►

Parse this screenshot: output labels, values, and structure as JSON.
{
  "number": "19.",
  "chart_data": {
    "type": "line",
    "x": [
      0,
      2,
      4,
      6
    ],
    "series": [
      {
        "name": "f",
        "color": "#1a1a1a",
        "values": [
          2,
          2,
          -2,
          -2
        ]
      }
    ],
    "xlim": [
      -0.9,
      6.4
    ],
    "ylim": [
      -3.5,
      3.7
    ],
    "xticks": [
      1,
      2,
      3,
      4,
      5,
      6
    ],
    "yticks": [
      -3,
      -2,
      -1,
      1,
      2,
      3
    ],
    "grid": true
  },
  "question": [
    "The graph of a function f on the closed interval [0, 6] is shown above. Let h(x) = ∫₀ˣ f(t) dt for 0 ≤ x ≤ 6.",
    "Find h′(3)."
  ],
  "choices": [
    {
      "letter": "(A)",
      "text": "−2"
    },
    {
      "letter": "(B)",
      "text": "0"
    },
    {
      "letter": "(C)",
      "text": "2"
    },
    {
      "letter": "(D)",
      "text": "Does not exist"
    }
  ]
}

◄

What the exercise asks:
Gather all lines from the listing above in which "values" occurs.

Solution to this problem:
Parse this screenshot: output labels, values, and structure as JSON.
        "values": [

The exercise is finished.